** DIRECTIVES **
#1 According to the passage about Stonehenge, how far north of Stonehenge is Avebury?
#2 Return the passage about Stonehenge word for word, starting at "In 1877, naturalist" and ending at "in Great Britain.".

6. Darwin studied worms there.

In 1877, naturalist Charles Darwin traveled to Stonehenge to conduct research on a subject that had long fascinated him: earthworms. During his visit, Darwin, who was interested in the impact that worms had on objects in the soil over time, observed how a fallen stone at the ancient monument had sunk deeper into the ground as a result of the activities of the lowly creatures, who continually churn through the soil. Darwin’s research was included in what would be his final book, “The Formation of Vegetable Mould Through the Action of Worms,” published in 1881.

7. Stonehenge is just one of several prehistoric stone circles in Great Britain.

While Stonehenge has been referred to as the most architecturally sophisticated ancient stone circle, the largest of them is Avebury, located 25 miles north of Stonehenge. Constructed between 2850 B.C. and 2200 B.C., Avebury today consists of a massive circular bank and ditch enclosing 28.5 acres. Inside the ditch is an inner stone circle that encloses two smaller stone circles. During the Medieval era, a number of the stones were knocked over and buried by local Christians who believed they were pagan symbols. Later, some of the stones were broken up and used as building materials. In the 1930s, archaeologist Alexander Keiller, heir to a British marmalade fortune, purchased the site. Keiller cleared away old cottages and farm buildings and re-erected many of the stones. As with Stonehenge, it’s uncertain for what exact purpose Avebury was used by ancient people.

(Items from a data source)
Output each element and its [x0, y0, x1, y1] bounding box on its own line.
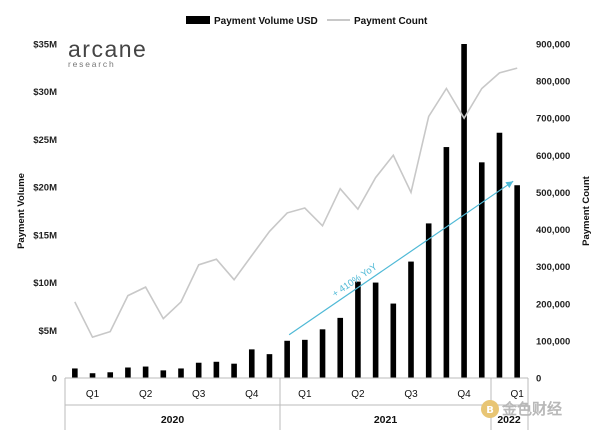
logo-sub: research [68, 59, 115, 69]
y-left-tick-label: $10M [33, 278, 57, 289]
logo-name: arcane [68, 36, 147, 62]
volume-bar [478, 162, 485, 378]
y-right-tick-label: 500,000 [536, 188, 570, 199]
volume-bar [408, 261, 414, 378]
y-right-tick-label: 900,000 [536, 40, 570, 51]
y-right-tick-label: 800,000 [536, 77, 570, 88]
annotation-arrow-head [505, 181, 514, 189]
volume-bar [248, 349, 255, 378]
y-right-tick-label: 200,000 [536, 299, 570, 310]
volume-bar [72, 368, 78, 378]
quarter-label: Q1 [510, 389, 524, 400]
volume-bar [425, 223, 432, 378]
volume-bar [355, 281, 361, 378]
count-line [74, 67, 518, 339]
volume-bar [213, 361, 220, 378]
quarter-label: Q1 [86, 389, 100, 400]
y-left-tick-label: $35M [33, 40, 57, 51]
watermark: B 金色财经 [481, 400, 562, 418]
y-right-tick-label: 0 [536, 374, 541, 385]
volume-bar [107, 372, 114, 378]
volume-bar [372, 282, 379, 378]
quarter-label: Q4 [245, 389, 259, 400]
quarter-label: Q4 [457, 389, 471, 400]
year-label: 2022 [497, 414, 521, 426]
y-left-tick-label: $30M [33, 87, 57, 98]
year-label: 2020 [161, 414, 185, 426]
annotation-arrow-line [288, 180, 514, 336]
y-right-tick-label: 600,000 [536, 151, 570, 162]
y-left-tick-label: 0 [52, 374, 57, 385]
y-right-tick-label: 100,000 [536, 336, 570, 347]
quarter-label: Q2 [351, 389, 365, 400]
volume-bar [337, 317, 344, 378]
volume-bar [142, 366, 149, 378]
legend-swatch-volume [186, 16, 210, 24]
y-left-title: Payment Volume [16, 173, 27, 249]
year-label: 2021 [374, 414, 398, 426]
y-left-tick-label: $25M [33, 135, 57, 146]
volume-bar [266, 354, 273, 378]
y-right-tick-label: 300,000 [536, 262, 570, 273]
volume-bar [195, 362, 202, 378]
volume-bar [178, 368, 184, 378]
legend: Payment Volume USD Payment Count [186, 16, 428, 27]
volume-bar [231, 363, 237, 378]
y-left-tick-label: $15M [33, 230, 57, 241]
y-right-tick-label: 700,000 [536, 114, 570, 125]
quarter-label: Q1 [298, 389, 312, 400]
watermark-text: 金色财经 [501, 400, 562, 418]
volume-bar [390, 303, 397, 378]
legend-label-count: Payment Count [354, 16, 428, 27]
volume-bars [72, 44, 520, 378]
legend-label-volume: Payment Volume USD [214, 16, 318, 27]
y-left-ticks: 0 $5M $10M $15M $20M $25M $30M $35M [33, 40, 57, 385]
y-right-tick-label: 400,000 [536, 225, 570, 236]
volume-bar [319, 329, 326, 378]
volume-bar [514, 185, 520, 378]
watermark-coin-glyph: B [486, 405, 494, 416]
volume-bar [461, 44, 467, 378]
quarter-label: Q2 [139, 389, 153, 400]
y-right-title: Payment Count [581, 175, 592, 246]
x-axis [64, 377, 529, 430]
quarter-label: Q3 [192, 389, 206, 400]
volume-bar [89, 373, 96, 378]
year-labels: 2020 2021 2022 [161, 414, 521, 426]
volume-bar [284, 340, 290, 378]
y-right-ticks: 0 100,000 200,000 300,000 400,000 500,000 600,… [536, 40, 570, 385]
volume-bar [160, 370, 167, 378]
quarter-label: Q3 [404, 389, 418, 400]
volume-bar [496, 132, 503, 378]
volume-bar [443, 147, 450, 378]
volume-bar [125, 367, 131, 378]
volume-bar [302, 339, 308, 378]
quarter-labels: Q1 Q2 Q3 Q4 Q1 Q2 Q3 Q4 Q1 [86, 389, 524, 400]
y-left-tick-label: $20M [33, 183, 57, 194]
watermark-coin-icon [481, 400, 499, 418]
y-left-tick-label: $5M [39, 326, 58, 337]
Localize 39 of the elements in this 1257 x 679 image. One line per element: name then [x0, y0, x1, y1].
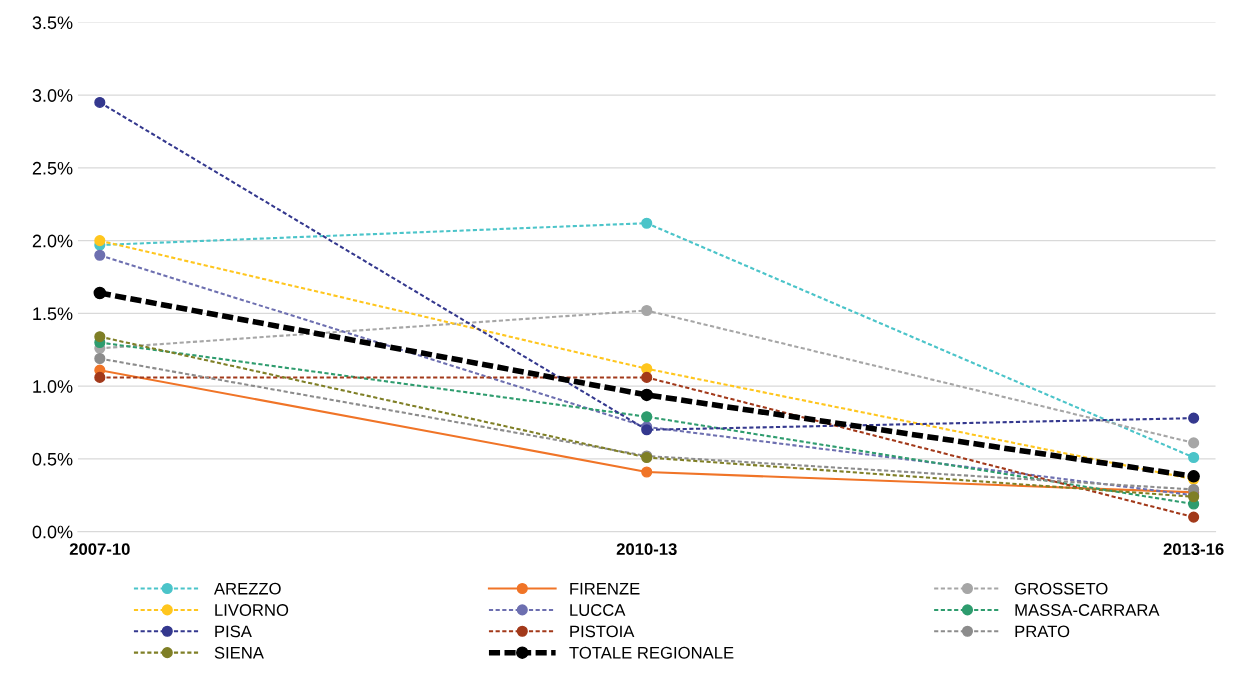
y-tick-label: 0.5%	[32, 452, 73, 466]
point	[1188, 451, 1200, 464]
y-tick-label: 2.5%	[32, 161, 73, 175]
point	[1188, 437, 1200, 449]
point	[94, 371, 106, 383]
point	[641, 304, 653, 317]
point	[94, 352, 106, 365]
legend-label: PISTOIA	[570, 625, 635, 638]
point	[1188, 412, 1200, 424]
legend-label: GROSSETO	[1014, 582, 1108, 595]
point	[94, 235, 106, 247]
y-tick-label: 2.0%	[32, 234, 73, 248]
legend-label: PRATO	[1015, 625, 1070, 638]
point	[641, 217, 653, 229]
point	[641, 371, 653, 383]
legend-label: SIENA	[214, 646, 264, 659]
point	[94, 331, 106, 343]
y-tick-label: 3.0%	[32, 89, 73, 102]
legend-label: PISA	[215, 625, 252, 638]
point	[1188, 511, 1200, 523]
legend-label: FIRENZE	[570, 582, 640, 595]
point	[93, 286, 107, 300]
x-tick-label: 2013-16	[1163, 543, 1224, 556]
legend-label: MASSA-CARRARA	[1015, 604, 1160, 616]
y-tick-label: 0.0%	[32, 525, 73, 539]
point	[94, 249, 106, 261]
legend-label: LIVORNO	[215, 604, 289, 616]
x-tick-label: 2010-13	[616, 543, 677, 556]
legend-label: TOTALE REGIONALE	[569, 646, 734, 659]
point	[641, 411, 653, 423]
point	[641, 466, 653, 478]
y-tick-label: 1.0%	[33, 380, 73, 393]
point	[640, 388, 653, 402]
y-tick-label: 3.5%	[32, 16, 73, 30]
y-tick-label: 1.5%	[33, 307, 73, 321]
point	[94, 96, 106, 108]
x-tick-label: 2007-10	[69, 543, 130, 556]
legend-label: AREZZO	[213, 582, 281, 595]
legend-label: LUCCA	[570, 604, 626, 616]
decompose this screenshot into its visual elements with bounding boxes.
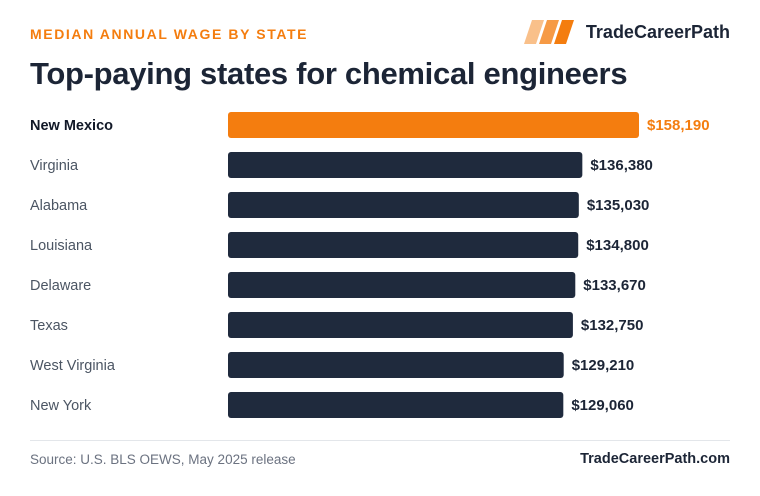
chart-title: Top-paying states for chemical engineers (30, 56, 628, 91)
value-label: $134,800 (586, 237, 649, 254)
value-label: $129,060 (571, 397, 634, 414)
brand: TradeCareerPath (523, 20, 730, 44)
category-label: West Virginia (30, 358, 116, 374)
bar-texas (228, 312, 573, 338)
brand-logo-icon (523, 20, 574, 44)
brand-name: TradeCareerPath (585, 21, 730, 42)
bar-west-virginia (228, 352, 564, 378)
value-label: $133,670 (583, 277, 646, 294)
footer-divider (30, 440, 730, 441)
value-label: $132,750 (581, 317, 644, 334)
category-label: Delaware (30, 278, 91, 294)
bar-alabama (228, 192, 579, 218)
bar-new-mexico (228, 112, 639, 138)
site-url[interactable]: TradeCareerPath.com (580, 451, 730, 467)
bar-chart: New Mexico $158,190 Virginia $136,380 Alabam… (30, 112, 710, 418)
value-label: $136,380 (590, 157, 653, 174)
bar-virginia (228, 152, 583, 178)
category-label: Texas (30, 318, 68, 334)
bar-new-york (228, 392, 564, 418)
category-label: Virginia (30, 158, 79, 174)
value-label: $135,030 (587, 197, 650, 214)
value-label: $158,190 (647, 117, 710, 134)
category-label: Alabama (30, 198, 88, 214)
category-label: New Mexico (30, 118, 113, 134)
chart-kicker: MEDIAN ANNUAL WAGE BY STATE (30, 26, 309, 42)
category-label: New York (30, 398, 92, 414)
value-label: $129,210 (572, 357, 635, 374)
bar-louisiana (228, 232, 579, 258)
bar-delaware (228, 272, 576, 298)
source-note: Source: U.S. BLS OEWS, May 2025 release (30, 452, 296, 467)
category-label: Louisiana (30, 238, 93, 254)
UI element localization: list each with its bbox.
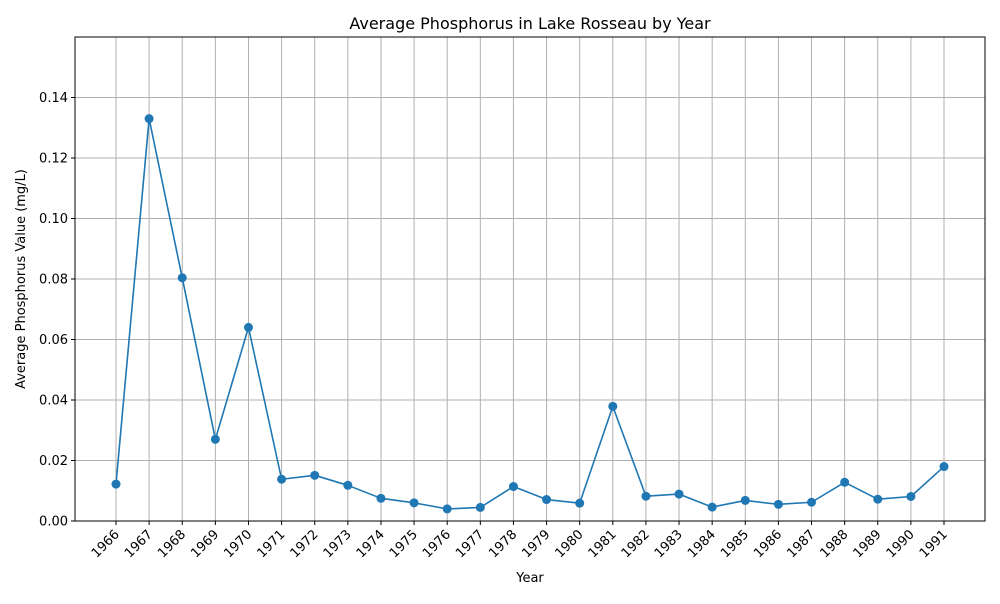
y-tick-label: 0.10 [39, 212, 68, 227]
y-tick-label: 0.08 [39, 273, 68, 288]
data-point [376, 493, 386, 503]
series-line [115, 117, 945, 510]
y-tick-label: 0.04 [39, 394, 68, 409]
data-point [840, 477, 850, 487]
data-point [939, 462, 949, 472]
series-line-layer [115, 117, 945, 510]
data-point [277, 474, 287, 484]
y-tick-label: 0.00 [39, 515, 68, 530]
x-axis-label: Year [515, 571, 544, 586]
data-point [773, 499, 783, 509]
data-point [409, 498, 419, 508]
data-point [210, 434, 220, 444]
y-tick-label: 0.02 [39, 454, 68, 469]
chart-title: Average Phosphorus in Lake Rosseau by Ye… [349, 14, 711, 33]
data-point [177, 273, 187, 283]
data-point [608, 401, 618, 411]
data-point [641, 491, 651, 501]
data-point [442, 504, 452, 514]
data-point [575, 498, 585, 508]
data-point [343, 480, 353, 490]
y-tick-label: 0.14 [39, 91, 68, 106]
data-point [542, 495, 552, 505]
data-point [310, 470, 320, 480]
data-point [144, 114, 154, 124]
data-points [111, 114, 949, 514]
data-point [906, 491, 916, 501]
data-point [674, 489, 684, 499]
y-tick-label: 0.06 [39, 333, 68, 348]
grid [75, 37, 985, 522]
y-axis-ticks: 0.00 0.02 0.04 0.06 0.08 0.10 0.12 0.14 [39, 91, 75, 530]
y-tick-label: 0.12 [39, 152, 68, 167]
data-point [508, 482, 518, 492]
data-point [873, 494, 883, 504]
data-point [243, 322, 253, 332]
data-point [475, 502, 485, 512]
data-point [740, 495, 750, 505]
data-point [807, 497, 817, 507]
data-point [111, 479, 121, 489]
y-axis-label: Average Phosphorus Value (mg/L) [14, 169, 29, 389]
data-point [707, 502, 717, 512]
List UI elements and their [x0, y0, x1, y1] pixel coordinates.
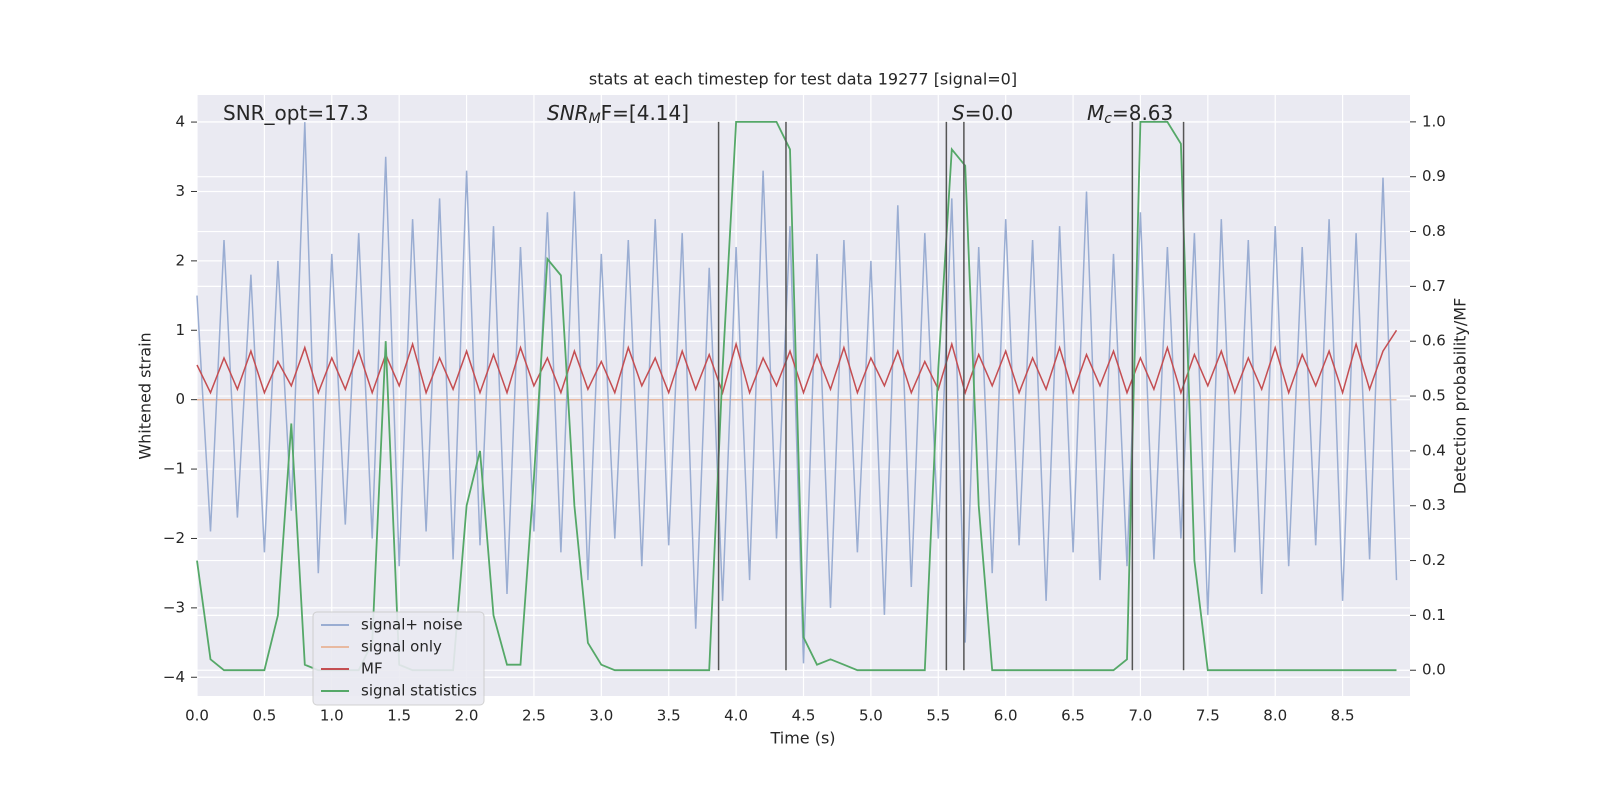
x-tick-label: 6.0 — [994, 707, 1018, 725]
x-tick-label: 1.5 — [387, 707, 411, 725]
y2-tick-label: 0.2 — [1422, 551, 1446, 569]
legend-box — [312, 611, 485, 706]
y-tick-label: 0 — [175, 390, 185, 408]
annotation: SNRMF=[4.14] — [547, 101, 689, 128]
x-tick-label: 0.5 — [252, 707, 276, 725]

** WRITTEN RESPONSES **
#1 Avebury is 25 miles north of Stonehenge.

#2
In 1877, naturalist Charles Darwin traveled to Stonehenge to conduct research on a subject that had long fascinated him: earthworms. During his visit, Darwin, who was interested in the impact that worms had on objects in the soil over time, observed how a fallen stone at the ancient monument had sunk deeper into the ground as a result of the activities of the lowly creatures, who continually churn through the soil. Darwin’s research was included in what would be his final book, “The Formation of Vegetable Mould Through the Action of Worms,” published in 1881.

7. Stonehenge is just one of several prehistoric stone circles in Great Britain.